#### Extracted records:
* BEGIN *

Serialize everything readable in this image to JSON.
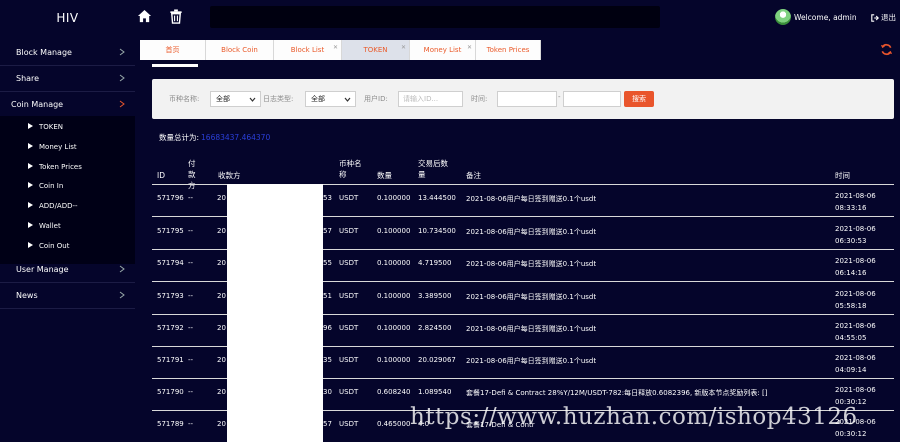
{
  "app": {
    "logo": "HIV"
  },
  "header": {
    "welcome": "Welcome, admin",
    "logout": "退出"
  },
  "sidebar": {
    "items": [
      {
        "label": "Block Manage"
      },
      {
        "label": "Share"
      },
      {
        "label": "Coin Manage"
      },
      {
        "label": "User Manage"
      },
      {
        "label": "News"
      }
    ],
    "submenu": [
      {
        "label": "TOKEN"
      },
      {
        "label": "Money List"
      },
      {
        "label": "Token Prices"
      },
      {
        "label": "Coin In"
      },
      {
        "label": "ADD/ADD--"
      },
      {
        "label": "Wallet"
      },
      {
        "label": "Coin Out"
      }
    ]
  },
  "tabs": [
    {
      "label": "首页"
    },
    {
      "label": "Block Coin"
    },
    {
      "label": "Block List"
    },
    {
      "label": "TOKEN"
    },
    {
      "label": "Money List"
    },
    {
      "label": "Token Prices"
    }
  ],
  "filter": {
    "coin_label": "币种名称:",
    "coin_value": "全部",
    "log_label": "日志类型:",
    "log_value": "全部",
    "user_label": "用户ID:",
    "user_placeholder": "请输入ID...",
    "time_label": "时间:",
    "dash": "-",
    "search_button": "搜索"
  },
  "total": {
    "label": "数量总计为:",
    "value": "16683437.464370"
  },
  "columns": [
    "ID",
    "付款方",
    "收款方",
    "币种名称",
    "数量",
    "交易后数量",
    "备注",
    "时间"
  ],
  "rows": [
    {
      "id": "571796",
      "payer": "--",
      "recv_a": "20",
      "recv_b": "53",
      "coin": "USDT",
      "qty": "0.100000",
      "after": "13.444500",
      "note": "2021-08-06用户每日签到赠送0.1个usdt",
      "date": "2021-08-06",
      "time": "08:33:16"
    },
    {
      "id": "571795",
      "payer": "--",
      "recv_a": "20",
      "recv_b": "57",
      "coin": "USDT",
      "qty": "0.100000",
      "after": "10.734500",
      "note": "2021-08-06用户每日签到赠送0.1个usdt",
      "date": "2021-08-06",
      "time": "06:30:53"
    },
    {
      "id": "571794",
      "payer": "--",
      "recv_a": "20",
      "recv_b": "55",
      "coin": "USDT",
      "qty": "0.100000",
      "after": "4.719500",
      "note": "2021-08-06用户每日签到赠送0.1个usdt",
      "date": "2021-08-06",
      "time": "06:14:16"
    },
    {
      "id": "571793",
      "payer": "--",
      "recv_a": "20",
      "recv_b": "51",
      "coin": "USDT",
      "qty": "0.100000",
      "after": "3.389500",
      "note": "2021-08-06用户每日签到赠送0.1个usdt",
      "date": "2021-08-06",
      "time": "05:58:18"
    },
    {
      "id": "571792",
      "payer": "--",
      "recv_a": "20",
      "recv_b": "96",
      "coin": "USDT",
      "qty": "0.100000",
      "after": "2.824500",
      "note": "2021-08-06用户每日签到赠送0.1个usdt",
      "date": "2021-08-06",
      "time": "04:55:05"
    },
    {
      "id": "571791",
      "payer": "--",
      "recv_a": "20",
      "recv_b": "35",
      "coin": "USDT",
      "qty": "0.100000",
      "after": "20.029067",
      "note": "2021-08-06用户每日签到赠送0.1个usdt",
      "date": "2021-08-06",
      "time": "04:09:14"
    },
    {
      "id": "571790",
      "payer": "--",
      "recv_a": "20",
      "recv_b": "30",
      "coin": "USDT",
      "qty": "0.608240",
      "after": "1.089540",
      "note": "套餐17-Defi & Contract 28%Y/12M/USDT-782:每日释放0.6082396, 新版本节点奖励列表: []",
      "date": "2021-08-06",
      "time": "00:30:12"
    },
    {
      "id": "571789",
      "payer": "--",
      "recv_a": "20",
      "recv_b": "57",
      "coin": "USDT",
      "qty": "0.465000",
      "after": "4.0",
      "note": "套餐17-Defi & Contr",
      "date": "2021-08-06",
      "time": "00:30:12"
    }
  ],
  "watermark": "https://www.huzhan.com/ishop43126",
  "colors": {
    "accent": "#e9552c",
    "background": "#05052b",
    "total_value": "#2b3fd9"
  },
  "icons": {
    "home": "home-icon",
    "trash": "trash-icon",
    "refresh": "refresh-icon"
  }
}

* END *

Go through the listing above and quote it exactly, apart from its images.

Serialize everything readable in this image to JSON.
{
  "app": {
    "logo": "HIV"
  },
  "header": {
    "welcome": "Welcome, admin",
    "logout": "退出"
  },
  "sidebar": {
    "items": [
      {
        "label": "Block Manage"
      },
      {
        "label": "Share"
      },
      {
        "label": "Coin Manage"
      },
      {
        "label": "User Manage"
      },
      {
        "label": "News"
      }
    ],
    "submenu": [
      {
        "label": "TOKEN"
      },
      {
        "label": "Money List"
      },
      {
        "label": "Token Prices"
      },
      {
        "label": "Coin In"
      },
      {
        "label": "ADD/ADD--"
      },
      {
        "label": "Wallet"
      },
      {
        "label": "Coin Out"
      }
    ]
  },
  "tabs": [
    {
      "label": "首页"
    },
    {
      "label": "Block Coin"
    },
    {
      "label": "Block List"
    },
    {
      "label": "TOKEN"
    },
    {
      "label": "Money List"
    },
    {
      "label": "Token Prices"
    }
  ],
  "filter": {
    "coin_label": "币种名称:",
    "coin_value": "全部",
    "log_label": "日志类型:",
    "log_value": "全部",
    "user_label": "用户ID:",
    "user_placeholder": "请输入ID...",
    "time_label": "时间:",
    "dash": "-",
    "search_button": "搜索"
  },
  "total": {
    "label": "数量总计为:",
    "value": "16683437.464370"
  },
  "columns": [
    "ID",
    "付款方",
    "收款方",
    "币种名称",
    "数量",
    "交易后数量",
    "备注",
    "时间"
  ],
  "rows": [
    {
      "id": "571796",
      "payer": "--",
      "recv_a": "20",
      "recv_b": "53",
      "coin": "USDT",
      "qty": "0.100000",
      "after": "13.444500",
      "note": "2021-08-06用户每日签到赠送0.1个usdt",
      "date": "2021-08-06",
      "time": "08:33:16"
    },
    {
      "id": "571795",
      "payer": "--",
      "recv_a": "20",
      "recv_b": "57",
      "coin": "USDT",
      "qty": "0.100000",
      "after": "10.734500",
      "note": "2021-08-06用户每日签到赠送0.1个usdt",
      "date": "2021-08-06",
      "time": "06:30:53"
    },
    {
      "id": "571794",
      "payer": "--",
      "recv_a": "20",
      "recv_b": "55",
      "coin": "USDT",
      "qty": "0.100000",
      "after": "4.719500",
      "note": "2021-08-06用户每日签到赠送0.1个usdt",
      "date": "2021-08-06",
      "time": "06:14:16"
    },
    {
      "id": "571793",
      "payer": "--",
      "recv_a": "20",
      "recv_b": "51",
      "coin": "USDT",
      "qty": "0.100000",
      "after": "3.389500",
      "note": "2021-08-06用户每日签到赠送0.1个usdt",
      "date": "2021-08-06",
      "time": "05:58:18"
    },
    {
      "id": "571792",
      "payer": "--",
      "recv_a": "20",
      "recv_b": "96",
      "coin": "USDT",
      "qty": "0.100000",
      "after": "2.824500",
      "note": "2021-08-06用户每日签到赠送0.1个usdt",
      "date": "2021-08-06",
      "time": "04:55:05"
    },
    {
      "id": "571791",
      "payer": "--",
      "recv_a": "20",
      "recv_b": "35",
      "coin": "USDT",
      "qty": "0.100000",
      "after": "20.029067",
      "note": "2021-08-06用户每日签到赠送0.1个usdt",
      "date": "2021-08-06",
      "time": "04:09:14"
    },
    {
      "id": "571790",
      "payer": "--",
      "recv_a": "20",
      "recv_b": "30",
      "coin": "USDT",
      "qty": "0.608240",
      "after": "1.089540",
      "note": "套餐17-Defi & Contract 28%Y/12M/USDT-782:每日释放0.6082396, 新版本节点奖励列表: []",
      "date": "2021-08-06",
      "time": "00:30:12"
    },
    {
      "id": "571789",
      "payer": "--",
      "recv_a": "20",
      "recv_b": "57",
      "coin": "USDT",
      "qty": "0.465000",
      "after": "4.0",
      "note": "套餐17-Defi & Contr",
      "date": "2021-08-06",
      "time": "00:30:12"
    }
  ],
  "watermark": "https://www.huzhan.com/ishop43126",
  "colors": {
    "accent": "#e9552c",
    "background": "#05052b",
    "total_value": "#2b3fd9"
  },
  "icons": {
    "home": "home-icon",
    "trash": "trash-icon",
    "refresh": "refresh-icon"
  }
}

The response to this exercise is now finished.